**CHALLENGE**: Each entry must be given again exactly; images do not belong in the copy.

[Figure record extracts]

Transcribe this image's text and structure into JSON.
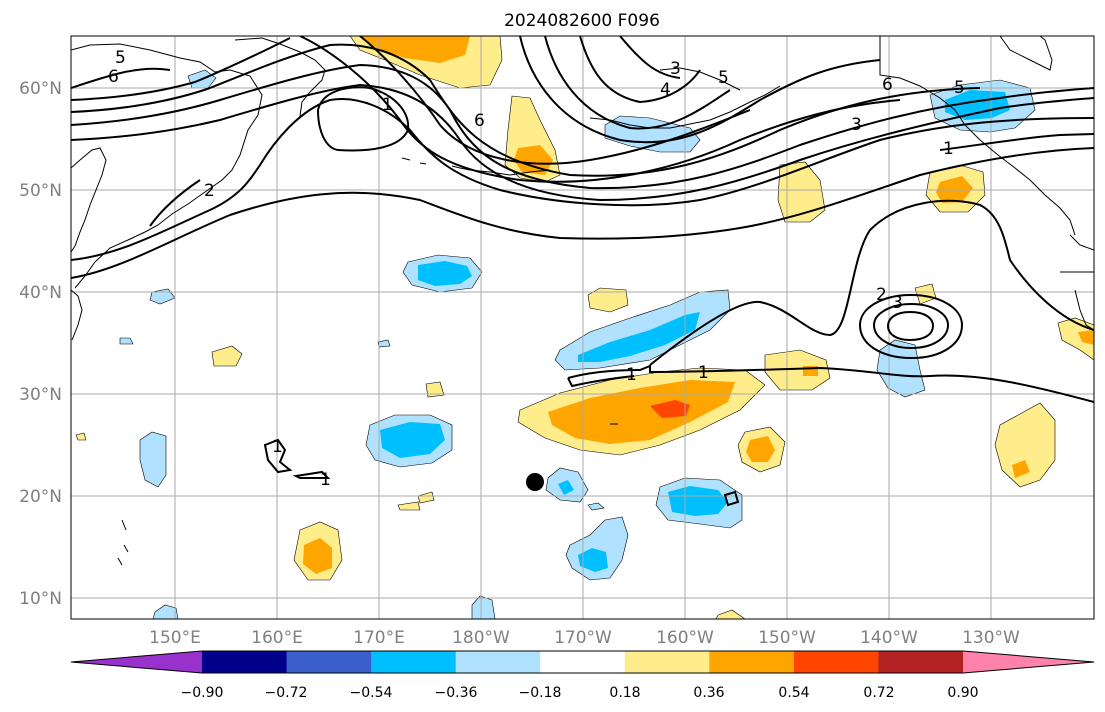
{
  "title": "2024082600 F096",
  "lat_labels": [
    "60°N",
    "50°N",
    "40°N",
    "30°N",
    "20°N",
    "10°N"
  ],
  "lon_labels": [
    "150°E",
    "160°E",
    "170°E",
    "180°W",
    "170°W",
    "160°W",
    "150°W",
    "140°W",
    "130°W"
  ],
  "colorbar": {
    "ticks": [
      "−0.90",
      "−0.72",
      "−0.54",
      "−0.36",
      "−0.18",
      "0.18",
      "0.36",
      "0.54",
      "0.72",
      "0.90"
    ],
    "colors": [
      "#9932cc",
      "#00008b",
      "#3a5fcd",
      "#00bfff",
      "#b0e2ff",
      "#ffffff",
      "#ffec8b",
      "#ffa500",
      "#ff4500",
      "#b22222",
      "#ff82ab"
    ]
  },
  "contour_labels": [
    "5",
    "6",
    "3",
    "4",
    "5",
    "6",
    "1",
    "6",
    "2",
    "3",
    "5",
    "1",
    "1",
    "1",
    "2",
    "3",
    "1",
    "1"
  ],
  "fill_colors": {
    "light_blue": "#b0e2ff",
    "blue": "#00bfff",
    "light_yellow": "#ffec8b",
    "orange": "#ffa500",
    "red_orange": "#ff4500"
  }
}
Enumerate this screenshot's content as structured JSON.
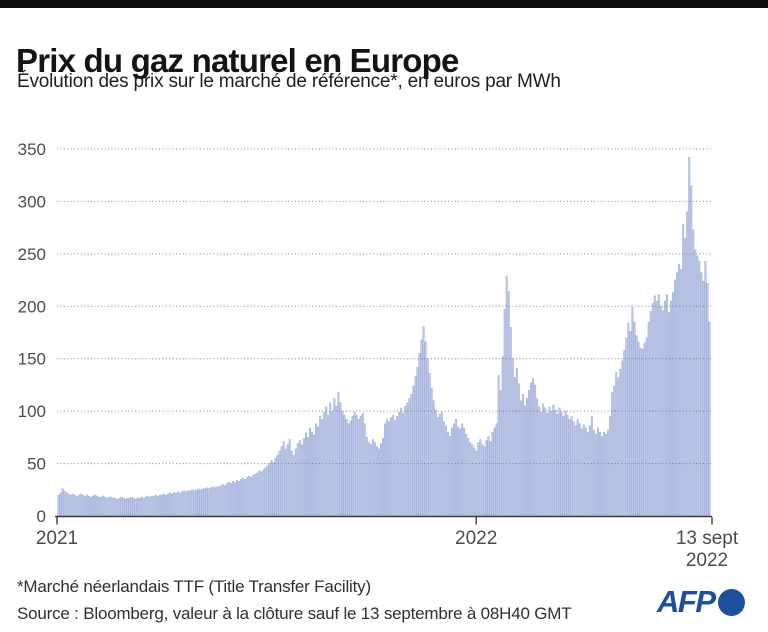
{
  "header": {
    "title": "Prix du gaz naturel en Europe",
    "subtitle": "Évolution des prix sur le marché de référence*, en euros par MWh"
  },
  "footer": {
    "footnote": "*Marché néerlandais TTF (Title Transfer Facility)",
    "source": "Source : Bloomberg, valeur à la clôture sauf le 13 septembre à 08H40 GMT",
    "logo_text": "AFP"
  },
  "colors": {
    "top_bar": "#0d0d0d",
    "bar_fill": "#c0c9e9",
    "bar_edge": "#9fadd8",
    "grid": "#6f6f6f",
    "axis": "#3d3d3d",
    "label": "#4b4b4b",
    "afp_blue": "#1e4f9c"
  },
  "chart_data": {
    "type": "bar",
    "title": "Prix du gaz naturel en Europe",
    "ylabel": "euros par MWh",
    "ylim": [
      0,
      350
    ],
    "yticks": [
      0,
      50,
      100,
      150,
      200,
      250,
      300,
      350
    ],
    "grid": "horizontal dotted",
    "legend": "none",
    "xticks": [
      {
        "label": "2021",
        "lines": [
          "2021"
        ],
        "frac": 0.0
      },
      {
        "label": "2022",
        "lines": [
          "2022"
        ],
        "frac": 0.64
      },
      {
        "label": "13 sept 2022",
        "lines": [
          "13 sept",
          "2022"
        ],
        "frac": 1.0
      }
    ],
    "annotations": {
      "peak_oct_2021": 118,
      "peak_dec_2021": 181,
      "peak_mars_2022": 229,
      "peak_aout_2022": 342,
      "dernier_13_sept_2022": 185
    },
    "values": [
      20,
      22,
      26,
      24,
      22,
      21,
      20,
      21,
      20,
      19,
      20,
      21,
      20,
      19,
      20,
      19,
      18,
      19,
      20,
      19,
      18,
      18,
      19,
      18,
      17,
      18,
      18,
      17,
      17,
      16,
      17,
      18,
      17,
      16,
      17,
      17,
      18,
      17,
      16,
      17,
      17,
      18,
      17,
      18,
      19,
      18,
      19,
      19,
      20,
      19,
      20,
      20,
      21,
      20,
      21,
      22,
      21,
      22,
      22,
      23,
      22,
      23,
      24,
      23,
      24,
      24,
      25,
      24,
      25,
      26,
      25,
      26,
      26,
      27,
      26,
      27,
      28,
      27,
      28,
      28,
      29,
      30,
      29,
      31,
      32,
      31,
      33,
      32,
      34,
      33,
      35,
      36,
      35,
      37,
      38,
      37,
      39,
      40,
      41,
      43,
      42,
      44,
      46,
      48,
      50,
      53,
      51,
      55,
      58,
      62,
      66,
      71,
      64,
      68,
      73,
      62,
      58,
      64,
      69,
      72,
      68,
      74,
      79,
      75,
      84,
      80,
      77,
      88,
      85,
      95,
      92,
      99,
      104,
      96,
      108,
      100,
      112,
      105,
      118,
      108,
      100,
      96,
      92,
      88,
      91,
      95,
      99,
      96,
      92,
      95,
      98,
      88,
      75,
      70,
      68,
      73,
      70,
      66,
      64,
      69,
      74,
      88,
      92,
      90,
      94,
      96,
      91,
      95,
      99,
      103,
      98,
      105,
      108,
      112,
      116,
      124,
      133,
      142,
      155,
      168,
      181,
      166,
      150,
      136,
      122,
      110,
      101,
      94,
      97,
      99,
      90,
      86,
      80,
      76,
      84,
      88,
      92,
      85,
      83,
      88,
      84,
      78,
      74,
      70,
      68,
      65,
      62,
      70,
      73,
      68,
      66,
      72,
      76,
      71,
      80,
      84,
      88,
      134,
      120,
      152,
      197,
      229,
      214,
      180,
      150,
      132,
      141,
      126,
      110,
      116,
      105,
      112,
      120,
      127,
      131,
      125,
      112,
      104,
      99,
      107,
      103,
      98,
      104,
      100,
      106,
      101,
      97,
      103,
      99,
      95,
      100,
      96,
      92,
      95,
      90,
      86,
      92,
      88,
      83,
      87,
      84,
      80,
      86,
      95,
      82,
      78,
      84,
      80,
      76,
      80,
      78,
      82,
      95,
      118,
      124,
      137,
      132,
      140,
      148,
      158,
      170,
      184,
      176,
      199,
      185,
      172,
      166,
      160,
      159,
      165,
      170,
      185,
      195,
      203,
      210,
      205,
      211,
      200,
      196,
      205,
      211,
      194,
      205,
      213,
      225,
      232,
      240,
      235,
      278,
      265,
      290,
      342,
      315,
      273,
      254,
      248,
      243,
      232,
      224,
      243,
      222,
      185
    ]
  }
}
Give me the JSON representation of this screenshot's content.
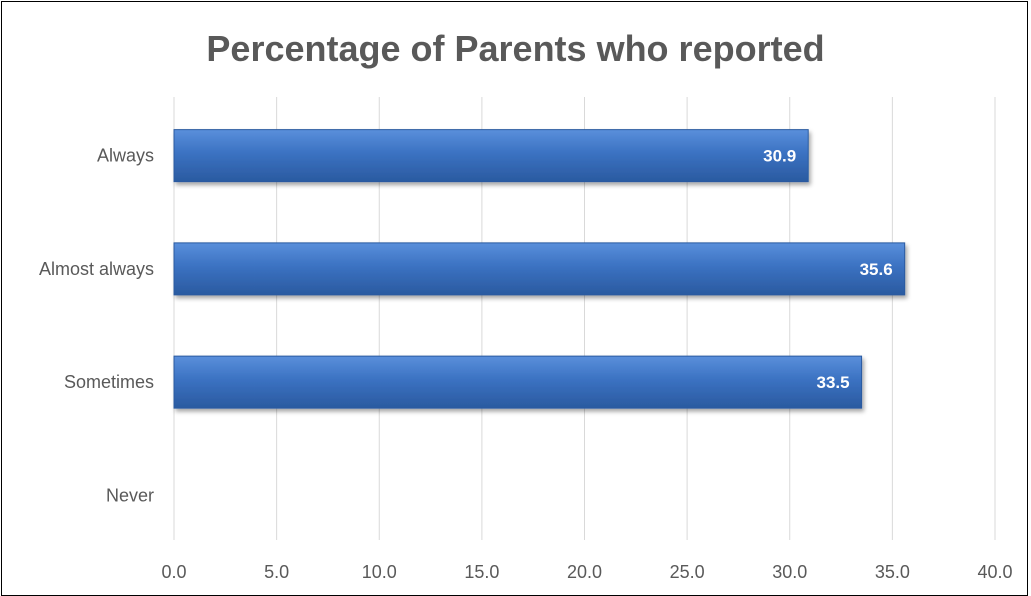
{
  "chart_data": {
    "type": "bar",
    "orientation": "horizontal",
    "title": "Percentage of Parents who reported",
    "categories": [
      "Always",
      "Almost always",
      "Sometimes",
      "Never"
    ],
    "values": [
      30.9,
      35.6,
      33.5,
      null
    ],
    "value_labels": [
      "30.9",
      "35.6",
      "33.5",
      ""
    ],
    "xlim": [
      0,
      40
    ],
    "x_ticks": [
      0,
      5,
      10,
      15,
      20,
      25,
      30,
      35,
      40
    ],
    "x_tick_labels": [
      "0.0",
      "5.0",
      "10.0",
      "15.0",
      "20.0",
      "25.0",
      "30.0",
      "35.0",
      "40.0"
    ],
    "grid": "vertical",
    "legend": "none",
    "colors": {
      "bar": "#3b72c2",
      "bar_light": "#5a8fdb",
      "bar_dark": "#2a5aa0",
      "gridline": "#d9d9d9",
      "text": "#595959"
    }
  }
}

**TASK SOLUTION**:
Transcribe this image's text and structure into JSON.
{
  "title": "2024082600 F096",
  "lat_labels": [
    "60°N",
    "50°N",
    "40°N",
    "30°N",
    "20°N",
    "10°N"
  ],
  "lon_labels": [
    "150°E",
    "160°E",
    "170°E",
    "180°W",
    "170°W",
    "160°W",
    "150°W",
    "140°W",
    "130°W"
  ],
  "colorbar": {
    "ticks": [
      "−0.90",
      "−0.72",
      "−0.54",
      "−0.36",
      "−0.18",
      "0.18",
      "0.36",
      "0.54",
      "0.72",
      "0.90"
    ],
    "colors": [
      "#9932cc",
      "#00008b",
      "#3a5fcd",
      "#00bfff",
      "#b0e2ff",
      "#ffffff",
      "#ffec8b",
      "#ffa500",
      "#ff4500",
      "#b22222",
      "#ff82ab"
    ]
  },
  "contour_labels": [
    "5",
    "6",
    "3",
    "4",
    "5",
    "6",
    "1",
    "6",
    "2",
    "3",
    "5",
    "1",
    "1",
    "1",
    "2",
    "3",
    "1",
    "1"
  ],
  "fill_colors": {
    "light_blue": "#b0e2ff",
    "blue": "#00bfff",
    "light_yellow": "#ffec8b",
    "orange": "#ffa500",
    "red_orange": "#ff4500"
  }
}
Enumerate this screenshot's content as structured JSON.
{
  "header": {
    "title": "Prix du gaz naturel en Europe",
    "subtitle": "Évolution des prix sur le marché de référence*, en euros par MWh"
  },
  "footer": {
    "footnote": "*Marché néerlandais TTF (Title Transfer Facility)",
    "source": "Source : Bloomberg, valeur à la clôture sauf le 13 septembre à 08H40 GMT",
    "logo_text": "AFP"
  },
  "colors": {
    "top_bar": "#0d0d0d",
    "bar_fill": "#c0c9e9",
    "bar_edge": "#9fadd8",
    "grid": "#6f6f6f",
    "axis": "#3d3d3d",
    "label": "#4b4b4b",
    "afp_blue": "#1e4f9c"
  },
  "chart_data": {
    "type": "bar",
    "title": "Prix du gaz naturel en Europe",
    "ylabel": "euros par MWh",
    "ylim": [
      0,
      350
    ],
    "yticks": [
      0,
      50,
      100,
      150,
      200,
      250,
      300,
      350
    ],
    "grid": "horizontal dotted",
    "legend": "none",
    "xticks": [
      {
        "label": "2021",
        "lines": [
          "2021"
        ],
        "frac": 0.0
      },
      {
        "label": "2022",
        "lines": [
          "2022"
        ],
        "frac": 0.64
      },
      {
        "label": "13 sept 2022",
        "lines": [
          "13 sept",
          "2022"
        ],
        "frac": 1.0
      }
    ],
    "annotations": {
      "peak_oct_2021": 118,
      "peak_dec_2021": 181,
      "peak_mars_2022": 229,
      "peak_aout_2022": 342,
      "dernier_13_sept_2022": 185
    },
    "values": [
      20,
      22,
      26,
      24,
      22,
      21,
      20,
      21,
      20,
      19,
      20,
      21,
      20,
      19,
      20,
      19,
      18,
      19,
      20,
      19,
      18,
      18,
      19,
      18,
      17,
      18,
      18,
      17,
      17,
      16,
      17,
      18,
      17,
      16,
      17,
      17,
      18,
      17,
      16,
      17,
      17,
      18,
      17,
      18,
      19,
      18,
      19,
      19,
      20,
      19,
      20,
      20,
      21,
      20,
      21,
      22,
      21,
      22,
      22,
      23,
      22,
      23,
      24,
      23,
      24,
      24,
      25,
      24,
      25,
      26,
      25,
      26,
      26,
      27,
      26,
      27,
      28,
      27,
      28,
      28,
      29,
      30,
      29,
      31,
      32,
      31,
      33,
      32,
      34,
      33,
      35,
      36,
      35,
      37,
      38,
      37,
      39,
      40,
      41,
      43,
      42,
      44,
      46,
      48,
      50,
      53,
      51,
      55,
      58,
      62,
      66,
      71,
      64,
      68,
      73,
      62,
      58,
      64,
      69,
      72,
      68,
      74,
      79,
      75,
      84,
      80,
      77,
      88,
      85,
      95,
      92,
      99,
      104,
      96,
      108,
      100,
      112,
      105,
      118,
      108,
      100,
      96,
      92,
      88,
      91,
      95,
      99,
      96,
      92,
      95,
      98,
      88,
      75,
      70,
      68,
      73,
      70,
      66,
      64,
      69,
      74,
      88,
      92,
      90,
      94,
      96,
      91,
      95,
      99,
      103,
      98,
      105,
      108,
      112,
      116,
      124,
      133,
      142,
      155,
      168,
      181,
      166,
      150,
      136,
      122,
      110,
      101,
      94,
      97,
      99,
      90,
      86,
      80,
      76,
      84,
      88,
      92,
      85,
      83,
      88,
      84,
      78,
      74,
      70,
      68,
      65,
      62,
      70,
      73,
      68,
      66,
      72,
      76,
      71,
      80,
      84,
      88,
      134,
      120,
      152,
      197,
      229,
      214,
      180,
      150,
      132,
      141,
      126,
      110,
      116,
      105,
      112,
      120,
      127,
      131,
      125,
      112,
      104,
      99,
      107,
      103,
      98,
      104,
      100,
      106,
      101,
      97,
      103,
      99,
      95,
      100,
      96,
      92,
      95,
      90,
      86,
      92,
      88,
      83,
      87,
      84,
      80,
      86,
      95,
      82,
      78,
      84,
      80,
      76,
      80,
      78,
      82,
      95,
      118,
      124,
      137,
      132,
      140,
      148,
      158,
      170,
      184,
      176,
      199,
      185,
      172,
      166,
      160,
      159,
      165,
      170,
      185,
      195,
      203,
      210,
      205,
      211,
      200,
      196,
      205,
      211,
      194,
      205,
      213,
      225,
      232,
      240,
      235,
      278,
      265,
      290,
      342,
      315,
      273,
      254,
      248,
      243,
      232,
      224,
      243,
      222,
      185
    ]
  }
}
Give me the JSON representation of this screenshot's content.
{
  "chart_data": {
    "type": "bar",
    "orientation": "horizontal",
    "title": "Percentage of Parents who reported",
    "categories": [
      "Always",
      "Almost always",
      "Sometimes",
      "Never"
    ],
    "values": [
      30.9,
      35.6,
      33.5,
      null
    ],
    "value_labels": [
      "30.9",
      "35.6",
      "33.5",
      ""
    ],
    "xlim": [
      0,
      40
    ],
    "x_ticks": [
      0,
      5,
      10,
      15,
      20,
      25,
      30,
      35,
      40
    ],
    "x_tick_labels": [
      "0.0",
      "5.0",
      "10.0",
      "15.0",
      "20.0",
      "25.0",
      "30.0",
      "35.0",
      "40.0"
    ],
    "grid": "vertical",
    "legend": "none",
    "colors": {
      "bar": "#3b72c2",
      "bar_light": "#5a8fdb",
      "bar_dark": "#2a5aa0",
      "gridline": "#d9d9d9",
      "text": "#595959"
    }
  }
}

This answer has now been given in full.